■ Records provided ■
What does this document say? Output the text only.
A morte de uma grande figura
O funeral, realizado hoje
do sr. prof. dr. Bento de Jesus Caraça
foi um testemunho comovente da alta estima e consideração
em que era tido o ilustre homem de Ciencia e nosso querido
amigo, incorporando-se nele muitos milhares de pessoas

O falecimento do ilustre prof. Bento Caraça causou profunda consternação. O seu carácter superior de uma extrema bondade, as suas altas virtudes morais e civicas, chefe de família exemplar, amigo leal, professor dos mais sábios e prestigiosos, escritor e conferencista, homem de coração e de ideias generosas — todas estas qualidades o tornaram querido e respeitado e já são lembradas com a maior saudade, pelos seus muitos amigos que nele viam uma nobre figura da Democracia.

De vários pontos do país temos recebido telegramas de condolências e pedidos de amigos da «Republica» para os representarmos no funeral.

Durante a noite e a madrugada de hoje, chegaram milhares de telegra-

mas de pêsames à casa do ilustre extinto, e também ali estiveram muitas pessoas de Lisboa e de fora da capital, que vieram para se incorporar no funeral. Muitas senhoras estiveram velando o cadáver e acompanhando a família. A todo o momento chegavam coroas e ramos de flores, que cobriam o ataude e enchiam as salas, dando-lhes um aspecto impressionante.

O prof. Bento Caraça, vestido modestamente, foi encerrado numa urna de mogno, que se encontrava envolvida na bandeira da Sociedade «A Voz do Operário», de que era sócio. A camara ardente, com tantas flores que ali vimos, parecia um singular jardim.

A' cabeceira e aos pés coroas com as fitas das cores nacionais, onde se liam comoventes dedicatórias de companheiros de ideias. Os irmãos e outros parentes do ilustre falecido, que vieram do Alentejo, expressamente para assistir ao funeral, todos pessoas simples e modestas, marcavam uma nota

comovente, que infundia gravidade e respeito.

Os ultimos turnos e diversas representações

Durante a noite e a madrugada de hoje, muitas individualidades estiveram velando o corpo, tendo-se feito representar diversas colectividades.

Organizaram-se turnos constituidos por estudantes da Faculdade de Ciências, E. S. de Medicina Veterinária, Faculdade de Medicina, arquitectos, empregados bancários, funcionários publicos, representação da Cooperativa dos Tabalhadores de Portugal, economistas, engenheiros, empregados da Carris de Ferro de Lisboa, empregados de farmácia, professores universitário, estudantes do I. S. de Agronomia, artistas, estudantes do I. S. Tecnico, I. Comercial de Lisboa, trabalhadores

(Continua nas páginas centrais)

--

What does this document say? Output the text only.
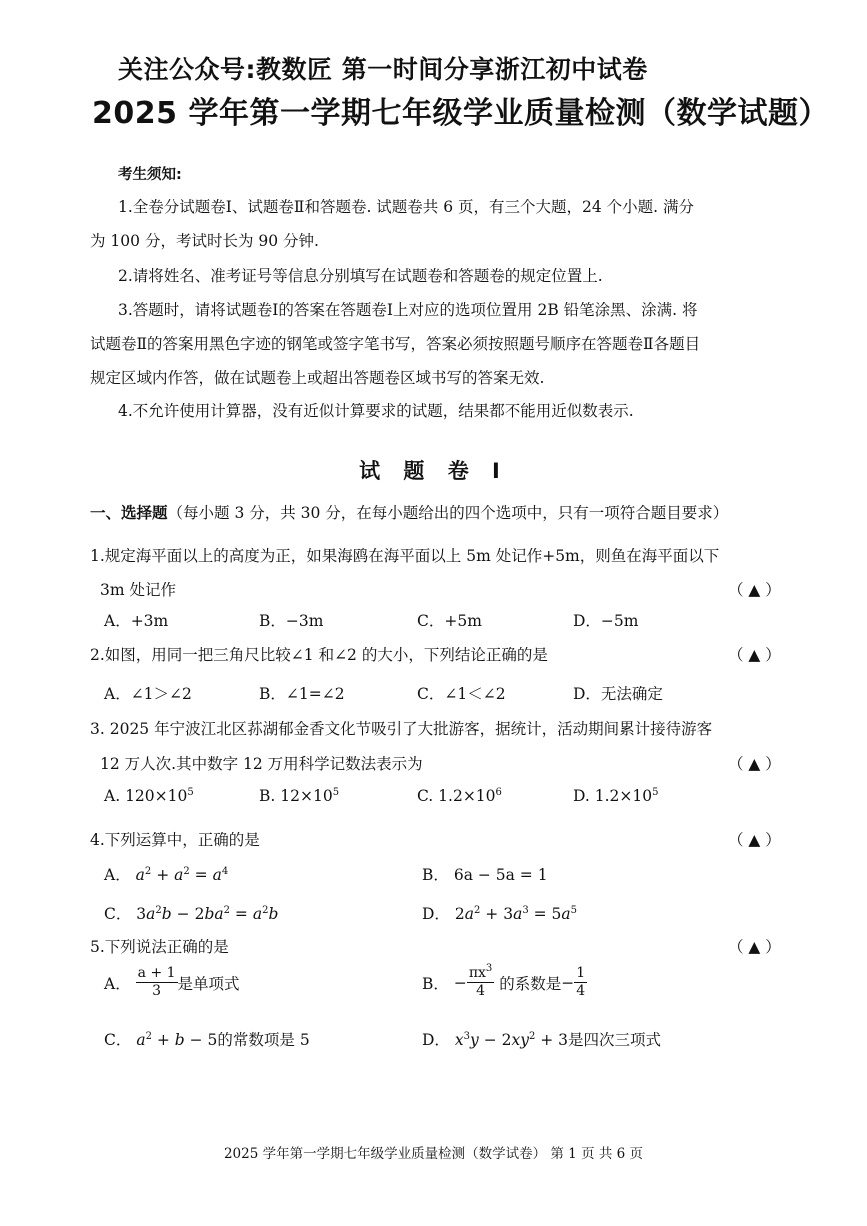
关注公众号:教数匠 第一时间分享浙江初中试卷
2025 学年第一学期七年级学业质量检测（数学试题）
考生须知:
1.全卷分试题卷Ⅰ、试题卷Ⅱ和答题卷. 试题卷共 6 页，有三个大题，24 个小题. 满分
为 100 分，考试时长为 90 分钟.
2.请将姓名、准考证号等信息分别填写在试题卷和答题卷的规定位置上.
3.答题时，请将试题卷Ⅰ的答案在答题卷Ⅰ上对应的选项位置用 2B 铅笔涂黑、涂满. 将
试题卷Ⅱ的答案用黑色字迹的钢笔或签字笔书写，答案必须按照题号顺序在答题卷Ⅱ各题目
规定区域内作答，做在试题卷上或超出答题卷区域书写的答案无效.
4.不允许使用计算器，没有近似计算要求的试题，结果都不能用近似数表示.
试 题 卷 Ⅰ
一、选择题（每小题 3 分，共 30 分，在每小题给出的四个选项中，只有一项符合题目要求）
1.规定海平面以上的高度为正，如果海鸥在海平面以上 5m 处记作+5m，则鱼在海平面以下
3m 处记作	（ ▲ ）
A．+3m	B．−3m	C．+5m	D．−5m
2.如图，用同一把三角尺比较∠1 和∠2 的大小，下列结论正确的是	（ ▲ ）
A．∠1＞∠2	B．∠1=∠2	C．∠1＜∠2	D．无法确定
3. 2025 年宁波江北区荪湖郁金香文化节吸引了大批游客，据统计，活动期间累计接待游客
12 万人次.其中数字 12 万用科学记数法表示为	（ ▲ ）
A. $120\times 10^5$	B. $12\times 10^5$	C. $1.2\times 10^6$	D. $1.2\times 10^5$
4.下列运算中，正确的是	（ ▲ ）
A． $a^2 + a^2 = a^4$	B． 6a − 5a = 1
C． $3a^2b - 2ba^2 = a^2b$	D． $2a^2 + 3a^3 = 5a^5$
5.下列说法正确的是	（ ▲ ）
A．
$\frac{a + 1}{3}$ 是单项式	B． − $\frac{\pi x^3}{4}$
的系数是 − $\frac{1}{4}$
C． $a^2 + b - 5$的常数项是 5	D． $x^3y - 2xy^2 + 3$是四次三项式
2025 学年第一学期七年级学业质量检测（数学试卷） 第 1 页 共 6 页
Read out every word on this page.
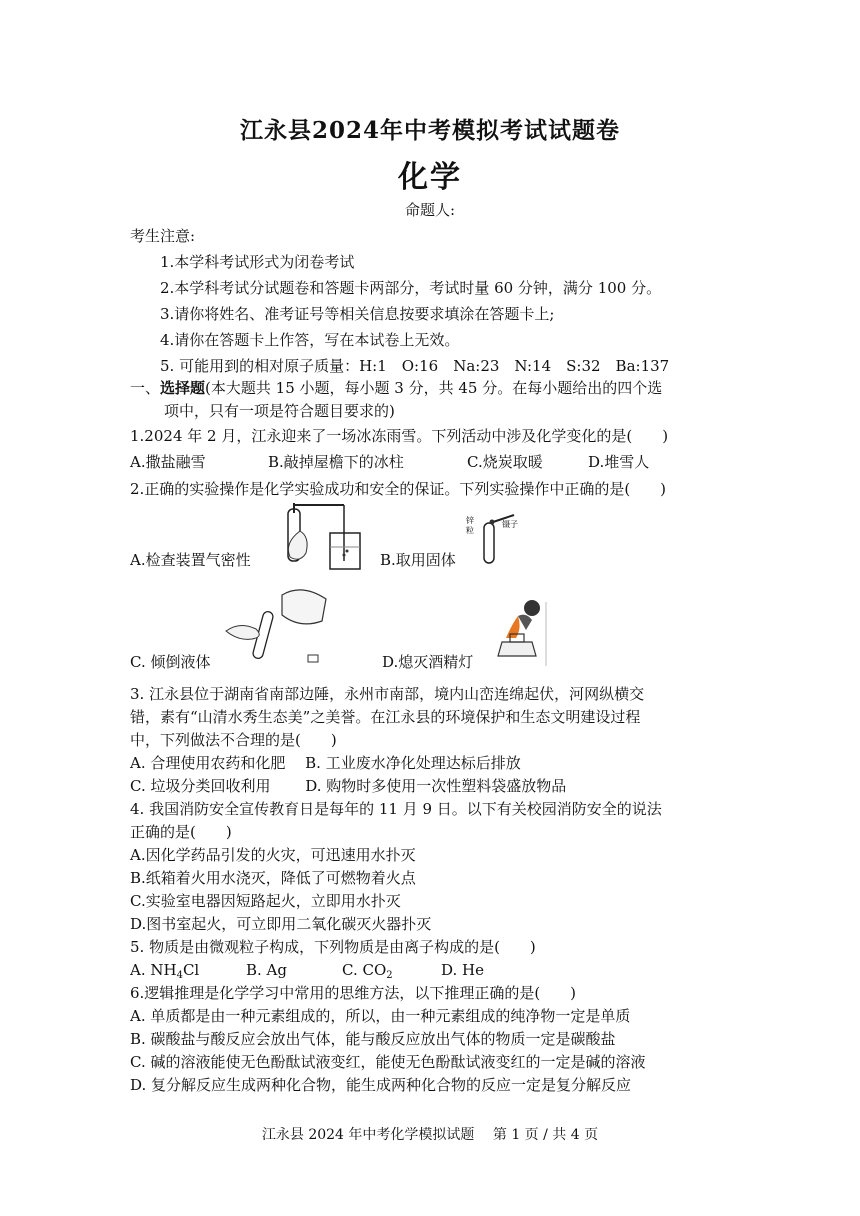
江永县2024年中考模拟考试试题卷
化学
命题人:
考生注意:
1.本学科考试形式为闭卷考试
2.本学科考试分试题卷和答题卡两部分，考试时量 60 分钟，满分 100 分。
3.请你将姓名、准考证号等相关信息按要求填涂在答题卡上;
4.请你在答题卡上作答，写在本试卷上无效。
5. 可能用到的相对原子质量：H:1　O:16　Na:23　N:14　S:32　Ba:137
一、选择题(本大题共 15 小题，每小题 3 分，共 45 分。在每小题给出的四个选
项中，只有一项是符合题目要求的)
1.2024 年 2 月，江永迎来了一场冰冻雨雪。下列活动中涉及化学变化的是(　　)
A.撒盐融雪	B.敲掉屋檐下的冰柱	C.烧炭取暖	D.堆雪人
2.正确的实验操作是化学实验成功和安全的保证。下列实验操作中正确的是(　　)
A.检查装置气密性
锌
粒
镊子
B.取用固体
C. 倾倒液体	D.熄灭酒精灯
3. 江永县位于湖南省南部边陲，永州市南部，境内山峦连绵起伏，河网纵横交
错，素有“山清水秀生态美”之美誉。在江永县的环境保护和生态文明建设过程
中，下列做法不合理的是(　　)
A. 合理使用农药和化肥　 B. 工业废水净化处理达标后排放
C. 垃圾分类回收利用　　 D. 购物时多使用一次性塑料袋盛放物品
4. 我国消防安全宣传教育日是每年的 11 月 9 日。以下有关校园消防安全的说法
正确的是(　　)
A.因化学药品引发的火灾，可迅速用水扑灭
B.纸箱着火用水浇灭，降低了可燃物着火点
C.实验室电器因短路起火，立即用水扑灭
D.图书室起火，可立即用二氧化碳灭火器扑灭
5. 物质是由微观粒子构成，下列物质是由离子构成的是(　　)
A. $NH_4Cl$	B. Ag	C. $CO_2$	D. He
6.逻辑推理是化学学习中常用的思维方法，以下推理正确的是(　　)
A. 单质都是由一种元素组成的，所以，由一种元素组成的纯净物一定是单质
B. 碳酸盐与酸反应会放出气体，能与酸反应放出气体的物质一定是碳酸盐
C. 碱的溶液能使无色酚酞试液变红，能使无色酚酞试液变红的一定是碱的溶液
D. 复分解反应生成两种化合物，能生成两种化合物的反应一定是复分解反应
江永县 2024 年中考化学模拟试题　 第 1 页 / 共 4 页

--

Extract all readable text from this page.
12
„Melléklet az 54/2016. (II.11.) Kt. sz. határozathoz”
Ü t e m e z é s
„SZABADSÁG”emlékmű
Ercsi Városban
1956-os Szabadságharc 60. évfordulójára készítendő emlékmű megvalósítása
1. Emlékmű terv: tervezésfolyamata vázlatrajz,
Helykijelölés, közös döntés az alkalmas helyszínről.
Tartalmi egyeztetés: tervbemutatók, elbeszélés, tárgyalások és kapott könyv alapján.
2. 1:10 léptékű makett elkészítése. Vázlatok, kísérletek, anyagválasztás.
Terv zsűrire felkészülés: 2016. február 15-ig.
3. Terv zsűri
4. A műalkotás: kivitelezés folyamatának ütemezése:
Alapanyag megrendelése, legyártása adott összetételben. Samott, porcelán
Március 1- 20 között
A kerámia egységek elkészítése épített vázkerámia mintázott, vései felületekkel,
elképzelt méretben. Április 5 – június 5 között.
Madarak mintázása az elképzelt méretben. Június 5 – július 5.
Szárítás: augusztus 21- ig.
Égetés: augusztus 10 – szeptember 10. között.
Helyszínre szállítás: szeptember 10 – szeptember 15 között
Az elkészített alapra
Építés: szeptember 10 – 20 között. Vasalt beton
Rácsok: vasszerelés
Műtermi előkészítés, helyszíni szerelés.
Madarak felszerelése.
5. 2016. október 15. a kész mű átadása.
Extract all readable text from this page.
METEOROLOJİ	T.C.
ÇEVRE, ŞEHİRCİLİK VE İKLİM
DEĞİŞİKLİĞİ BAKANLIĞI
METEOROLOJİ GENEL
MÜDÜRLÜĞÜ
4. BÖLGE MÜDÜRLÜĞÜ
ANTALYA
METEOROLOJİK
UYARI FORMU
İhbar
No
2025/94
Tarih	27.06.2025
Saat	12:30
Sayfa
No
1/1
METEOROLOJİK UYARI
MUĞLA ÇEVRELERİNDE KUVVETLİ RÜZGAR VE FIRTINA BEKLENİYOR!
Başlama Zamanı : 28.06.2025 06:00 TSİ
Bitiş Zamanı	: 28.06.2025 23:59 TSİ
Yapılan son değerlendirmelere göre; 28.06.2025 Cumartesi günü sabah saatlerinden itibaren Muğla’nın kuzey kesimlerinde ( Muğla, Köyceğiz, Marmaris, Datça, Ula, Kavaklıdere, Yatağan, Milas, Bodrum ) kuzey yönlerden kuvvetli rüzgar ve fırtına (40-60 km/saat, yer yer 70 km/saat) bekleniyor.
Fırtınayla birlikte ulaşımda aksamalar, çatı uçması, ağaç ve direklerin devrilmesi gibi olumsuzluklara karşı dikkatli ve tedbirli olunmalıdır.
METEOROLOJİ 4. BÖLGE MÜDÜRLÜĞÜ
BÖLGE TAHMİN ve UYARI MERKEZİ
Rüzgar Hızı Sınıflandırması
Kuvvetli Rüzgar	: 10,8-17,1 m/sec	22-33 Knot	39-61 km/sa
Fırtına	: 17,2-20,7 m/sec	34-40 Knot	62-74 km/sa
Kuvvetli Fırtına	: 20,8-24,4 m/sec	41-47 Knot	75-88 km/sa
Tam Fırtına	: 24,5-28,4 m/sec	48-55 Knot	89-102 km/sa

■ Short problem ■
Pull out each line of the records holding the string "elkészítése".

■ Solution ■
2. 1:10 léptékű makett elkészítése. Vázlatok, kísérletek, anyagválasztás.
A kerámia egységek elkészítése épített vázkerámia mintázott, vései felületekkel,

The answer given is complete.